===== Records provided

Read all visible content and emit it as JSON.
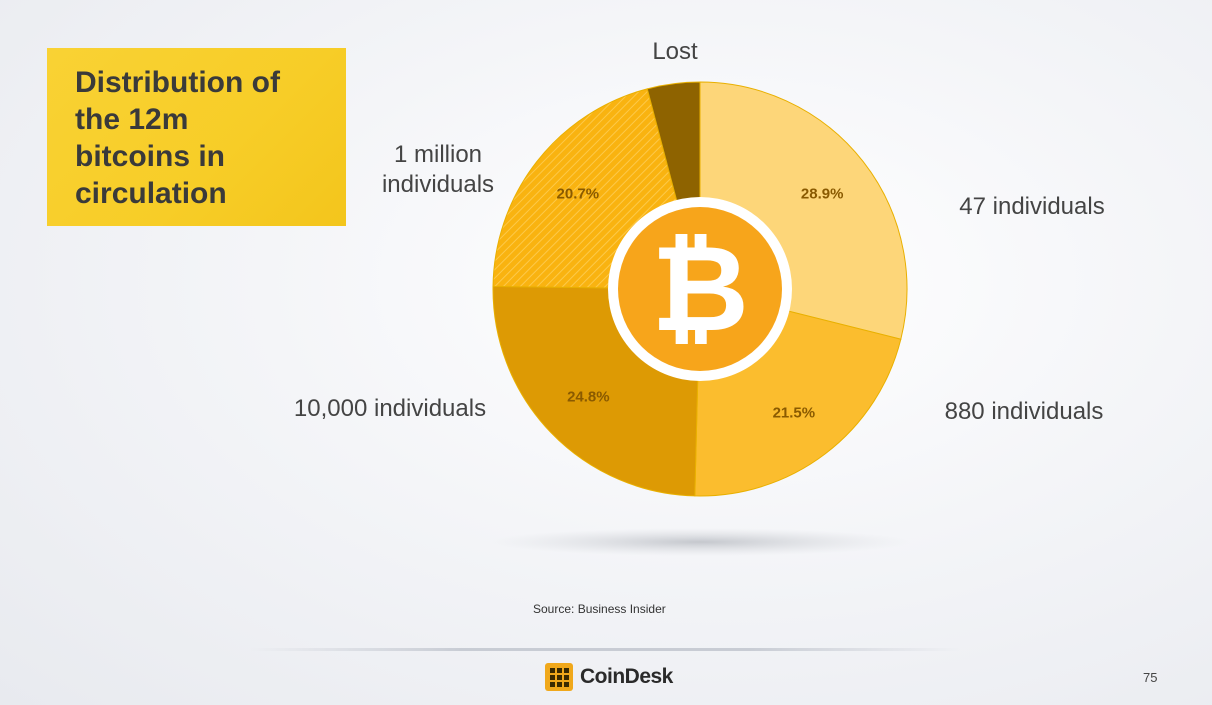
{
  "title": "Distribution of\nthe 12m\nbitcoins in\ncirculation",
  "source": "Source: Business Insider",
  "footer": {
    "brand": "CoinDesk",
    "page_number": "75"
  },
  "chart_data": {
    "type": "pie",
    "title": "Distribution of the 12m bitcoins in circulation",
    "start_angle_deg": 0,
    "direction": "clockwise",
    "slices": [
      {
        "label": "47 individuals",
        "value": 28.9,
        "value_label": "28.9%",
        "color": "#fdd679"
      },
      {
        "label": "880 individuals",
        "value": 21.5,
        "value_label": "21.5%",
        "color": "#fbbd2e"
      },
      {
        "label": "10,000 individuals",
        "value": 24.8,
        "value_label": "24.8%",
        "color": "#dd9a04"
      },
      {
        "label": "1 million individuals",
        "value": 20.7,
        "value_label": "20.7%",
        "color": "#f9b310"
      },
      {
        "label": "Lost",
        "value": 4.1,
        "value_label": "",
        "color": "#8e6300"
      }
    ],
    "center_icon": "bitcoin-logo-icon"
  }
}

==========

[Goal of the exercise] Omit the pictures and reproduce the listing exactly.

[Exercise result]
Read all visible content and emit it as JSON.
{
  "title": "Distribution of\nthe 12m\nbitcoins in\ncirculation",
  "source": "Source: Business Insider",
  "footer": {
    "brand": "CoinDesk",
    "page_number": "75"
  },
  "chart_data": {
    "type": "pie",
    "title": "Distribution of the 12m bitcoins in circulation",
    "start_angle_deg": 0,
    "direction": "clockwise",
    "slices": [
      {
        "label": "47 individuals",
        "value": 28.9,
        "value_label": "28.9%",
        "color": "#fdd679"
      },
      {
        "label": "880 individuals",
        "value": 21.5,
        "value_label": "21.5%",
        "color": "#fbbd2e"
      },
      {
        "label": "10,000 individuals",
        "value": 24.8,
        "value_label": "24.8%",
        "color": "#dd9a04"
      },
      {
        "label": "1 million individuals",
        "value": 20.7,
        "value_label": "20.7%",
        "color": "#f9b310"
      },
      {
        "label": "Lost",
        "value": 4.1,
        "value_label": "",
        "color": "#8e6300"
      }
    ],
    "center_icon": "bitcoin-logo-icon"
  }
}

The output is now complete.